[begin THE INPUT]

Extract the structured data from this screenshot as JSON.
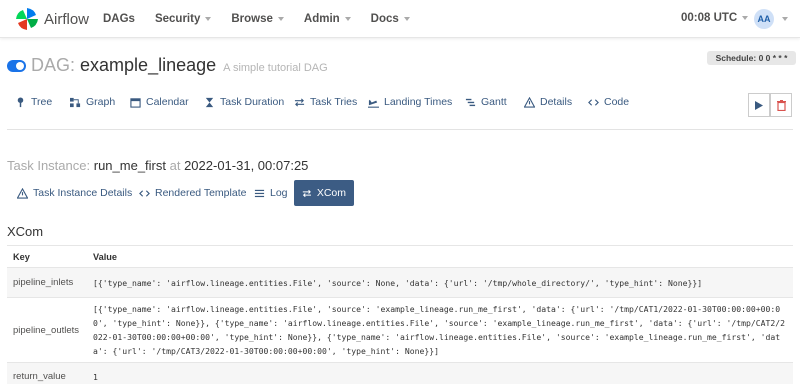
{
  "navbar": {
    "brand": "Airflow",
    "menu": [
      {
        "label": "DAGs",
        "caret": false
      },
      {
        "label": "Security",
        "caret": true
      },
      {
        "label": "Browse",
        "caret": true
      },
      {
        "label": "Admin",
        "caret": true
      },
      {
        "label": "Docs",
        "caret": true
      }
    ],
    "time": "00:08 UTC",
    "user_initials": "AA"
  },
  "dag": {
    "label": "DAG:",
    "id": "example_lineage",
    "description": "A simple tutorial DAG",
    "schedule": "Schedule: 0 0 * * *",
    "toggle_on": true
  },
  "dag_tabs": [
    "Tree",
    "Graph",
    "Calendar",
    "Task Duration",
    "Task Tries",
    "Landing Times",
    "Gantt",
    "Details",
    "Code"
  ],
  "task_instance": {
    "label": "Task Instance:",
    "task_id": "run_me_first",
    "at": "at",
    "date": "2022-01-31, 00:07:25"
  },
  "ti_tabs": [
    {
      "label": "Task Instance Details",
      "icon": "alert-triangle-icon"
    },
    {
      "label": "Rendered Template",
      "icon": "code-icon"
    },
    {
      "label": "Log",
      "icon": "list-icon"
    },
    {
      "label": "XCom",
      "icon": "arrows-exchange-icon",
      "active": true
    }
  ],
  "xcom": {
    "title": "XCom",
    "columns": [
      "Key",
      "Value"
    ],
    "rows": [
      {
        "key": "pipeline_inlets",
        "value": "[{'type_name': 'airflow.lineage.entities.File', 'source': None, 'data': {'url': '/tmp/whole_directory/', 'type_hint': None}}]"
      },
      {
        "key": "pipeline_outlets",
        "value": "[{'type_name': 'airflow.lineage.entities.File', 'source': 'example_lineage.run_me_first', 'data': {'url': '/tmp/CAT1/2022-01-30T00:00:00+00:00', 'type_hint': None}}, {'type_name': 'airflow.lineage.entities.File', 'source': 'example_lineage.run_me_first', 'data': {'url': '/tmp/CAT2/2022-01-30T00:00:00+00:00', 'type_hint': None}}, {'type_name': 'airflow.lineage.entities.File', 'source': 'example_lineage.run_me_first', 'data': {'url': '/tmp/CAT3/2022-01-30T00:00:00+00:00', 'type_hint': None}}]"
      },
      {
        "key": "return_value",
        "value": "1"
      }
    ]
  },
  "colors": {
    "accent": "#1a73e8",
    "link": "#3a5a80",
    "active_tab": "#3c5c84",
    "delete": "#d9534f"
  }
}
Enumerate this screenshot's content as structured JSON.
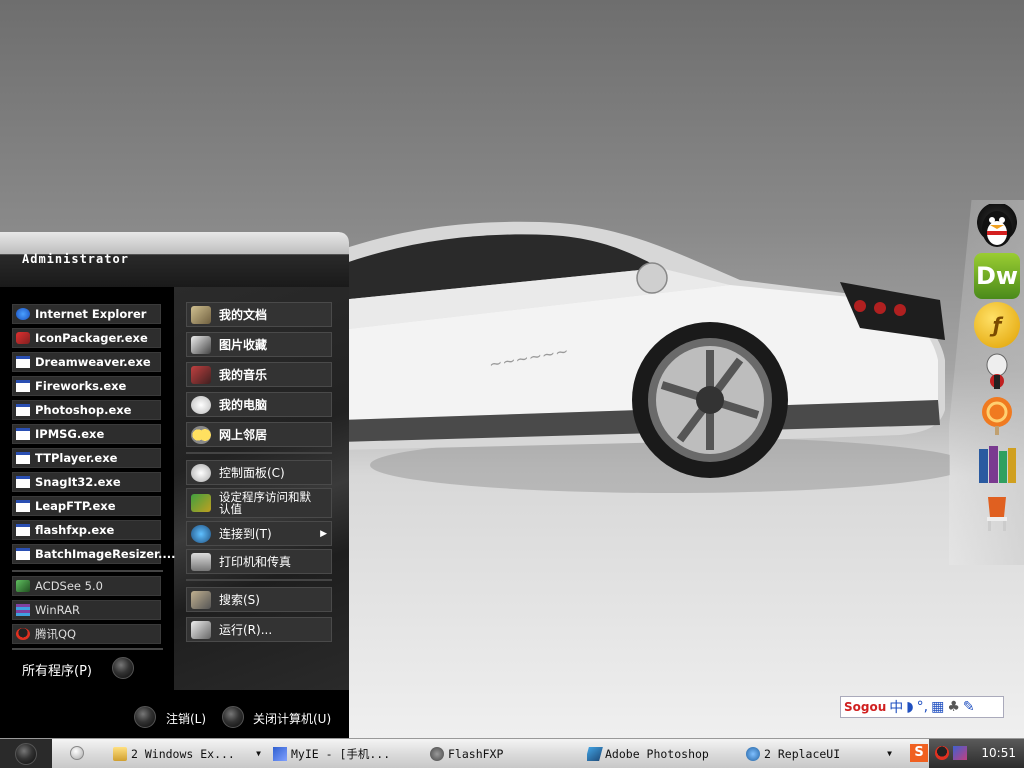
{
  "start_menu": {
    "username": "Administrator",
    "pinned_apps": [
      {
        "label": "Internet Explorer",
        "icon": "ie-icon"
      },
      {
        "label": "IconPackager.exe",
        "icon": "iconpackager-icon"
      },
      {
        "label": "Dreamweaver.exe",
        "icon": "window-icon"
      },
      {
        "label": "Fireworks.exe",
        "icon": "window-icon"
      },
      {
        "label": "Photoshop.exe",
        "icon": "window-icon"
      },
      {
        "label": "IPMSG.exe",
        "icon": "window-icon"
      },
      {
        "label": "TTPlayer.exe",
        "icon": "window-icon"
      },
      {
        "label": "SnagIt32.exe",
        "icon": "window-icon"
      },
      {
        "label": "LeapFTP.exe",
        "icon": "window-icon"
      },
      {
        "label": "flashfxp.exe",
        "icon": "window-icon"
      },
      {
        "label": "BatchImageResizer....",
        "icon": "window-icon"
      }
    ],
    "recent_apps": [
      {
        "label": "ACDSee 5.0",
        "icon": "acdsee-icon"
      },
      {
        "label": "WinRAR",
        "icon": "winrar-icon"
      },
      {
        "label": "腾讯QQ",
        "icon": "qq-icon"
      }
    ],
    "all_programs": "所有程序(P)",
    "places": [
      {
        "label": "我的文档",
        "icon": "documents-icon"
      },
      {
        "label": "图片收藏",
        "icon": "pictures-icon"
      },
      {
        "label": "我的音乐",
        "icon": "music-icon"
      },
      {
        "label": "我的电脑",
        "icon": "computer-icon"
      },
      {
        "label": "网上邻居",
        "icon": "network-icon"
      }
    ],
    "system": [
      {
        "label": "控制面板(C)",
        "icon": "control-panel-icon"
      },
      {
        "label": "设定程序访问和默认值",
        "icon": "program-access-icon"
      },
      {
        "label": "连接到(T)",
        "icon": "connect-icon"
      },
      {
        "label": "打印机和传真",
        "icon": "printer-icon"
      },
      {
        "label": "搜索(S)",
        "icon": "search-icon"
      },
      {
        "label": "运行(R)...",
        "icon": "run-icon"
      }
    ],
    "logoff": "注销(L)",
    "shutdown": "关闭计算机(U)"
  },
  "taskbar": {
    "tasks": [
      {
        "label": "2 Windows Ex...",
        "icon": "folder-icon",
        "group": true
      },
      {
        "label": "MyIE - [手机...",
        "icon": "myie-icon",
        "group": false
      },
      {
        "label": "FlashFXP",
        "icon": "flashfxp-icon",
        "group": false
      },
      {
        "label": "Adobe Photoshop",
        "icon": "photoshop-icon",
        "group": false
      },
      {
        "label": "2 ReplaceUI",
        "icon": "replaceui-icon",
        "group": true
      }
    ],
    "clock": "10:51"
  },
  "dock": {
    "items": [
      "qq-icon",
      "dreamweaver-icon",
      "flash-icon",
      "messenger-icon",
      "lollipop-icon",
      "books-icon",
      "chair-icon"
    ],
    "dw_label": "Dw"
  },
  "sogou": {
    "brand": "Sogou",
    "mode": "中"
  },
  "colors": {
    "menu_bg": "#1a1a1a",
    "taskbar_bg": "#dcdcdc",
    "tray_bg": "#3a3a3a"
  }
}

[end THE INPUT]
[begin THE INPUT]

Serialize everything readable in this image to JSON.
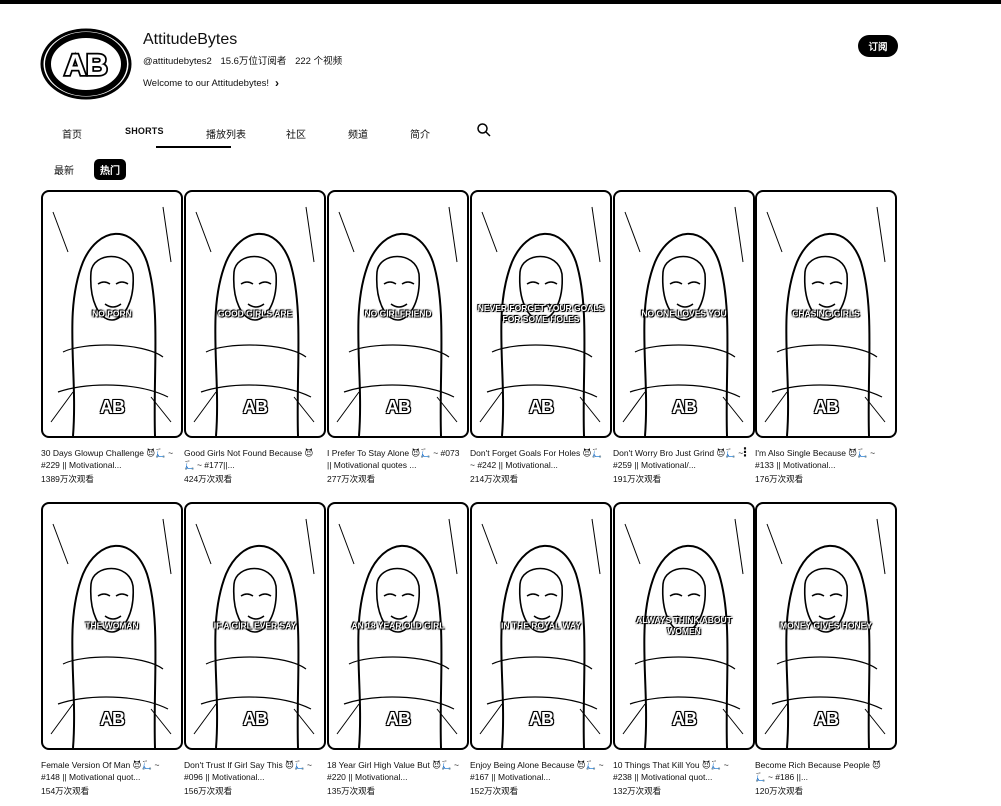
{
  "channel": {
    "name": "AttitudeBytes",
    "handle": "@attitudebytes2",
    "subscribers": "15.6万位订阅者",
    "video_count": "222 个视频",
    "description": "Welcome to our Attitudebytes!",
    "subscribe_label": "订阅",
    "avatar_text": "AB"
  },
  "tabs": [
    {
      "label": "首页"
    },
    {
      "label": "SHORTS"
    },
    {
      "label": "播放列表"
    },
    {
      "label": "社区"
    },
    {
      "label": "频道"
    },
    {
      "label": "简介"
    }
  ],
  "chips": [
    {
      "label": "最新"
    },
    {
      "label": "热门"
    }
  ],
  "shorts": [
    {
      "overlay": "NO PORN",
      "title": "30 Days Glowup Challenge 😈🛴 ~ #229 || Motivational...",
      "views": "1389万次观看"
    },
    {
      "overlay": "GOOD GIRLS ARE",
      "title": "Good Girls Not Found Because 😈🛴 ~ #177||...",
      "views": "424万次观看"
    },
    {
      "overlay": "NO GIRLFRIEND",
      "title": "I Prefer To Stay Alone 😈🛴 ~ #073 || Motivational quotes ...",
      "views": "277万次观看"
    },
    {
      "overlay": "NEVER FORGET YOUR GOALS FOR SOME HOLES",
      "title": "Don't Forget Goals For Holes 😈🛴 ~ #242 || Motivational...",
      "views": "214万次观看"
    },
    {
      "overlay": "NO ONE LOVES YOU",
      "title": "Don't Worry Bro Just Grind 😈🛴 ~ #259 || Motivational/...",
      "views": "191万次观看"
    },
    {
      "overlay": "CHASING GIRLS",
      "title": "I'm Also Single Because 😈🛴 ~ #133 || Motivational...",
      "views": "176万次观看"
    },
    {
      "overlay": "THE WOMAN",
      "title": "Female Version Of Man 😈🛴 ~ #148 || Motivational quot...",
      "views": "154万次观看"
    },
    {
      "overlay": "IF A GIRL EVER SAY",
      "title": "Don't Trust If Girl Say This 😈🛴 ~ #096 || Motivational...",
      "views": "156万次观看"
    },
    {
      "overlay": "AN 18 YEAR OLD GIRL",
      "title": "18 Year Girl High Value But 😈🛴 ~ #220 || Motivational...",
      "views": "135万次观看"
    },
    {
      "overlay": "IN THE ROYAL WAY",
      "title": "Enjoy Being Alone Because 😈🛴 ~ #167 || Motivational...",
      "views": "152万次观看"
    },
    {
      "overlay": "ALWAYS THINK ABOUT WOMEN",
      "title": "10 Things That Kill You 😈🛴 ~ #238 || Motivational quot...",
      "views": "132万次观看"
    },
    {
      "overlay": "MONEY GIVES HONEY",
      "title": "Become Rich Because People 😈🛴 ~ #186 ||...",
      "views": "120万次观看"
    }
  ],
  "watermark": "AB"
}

[end THE INPUT]

Filter out every line that lacks the word "source", and copy the rest.

        "value": "[{'type_name': 'airflow.lineage.entities.File', 'source': None, 'data': {'url': '/tmp/whole_directory/', 'type_hint': None}}]"
        "value": "[{'type_name': 'airflow.lineage.entities.File', 'source': 'example_lineage.run_me_first', 'data': {'url': '/tmp/CAT1/2022-01-30T00:00:00+00:00', 'type_hint': None}}, {'type_name': 'airflow.lineage.entities.File', 'source': 'example_lineage.run_me_first', 'data': {'url': '/tmp/CAT2/2022-01-30T00:00:00+00:00', 'type_hint': None}}, {'type_name': 'airflow.lineage.entities.File', 'source': 'example_lineage.run_me_first', 'data': {'url': '/tmp/CAT3/2022-01-30T00:00:00+00:00', 'type_hint': None}}]"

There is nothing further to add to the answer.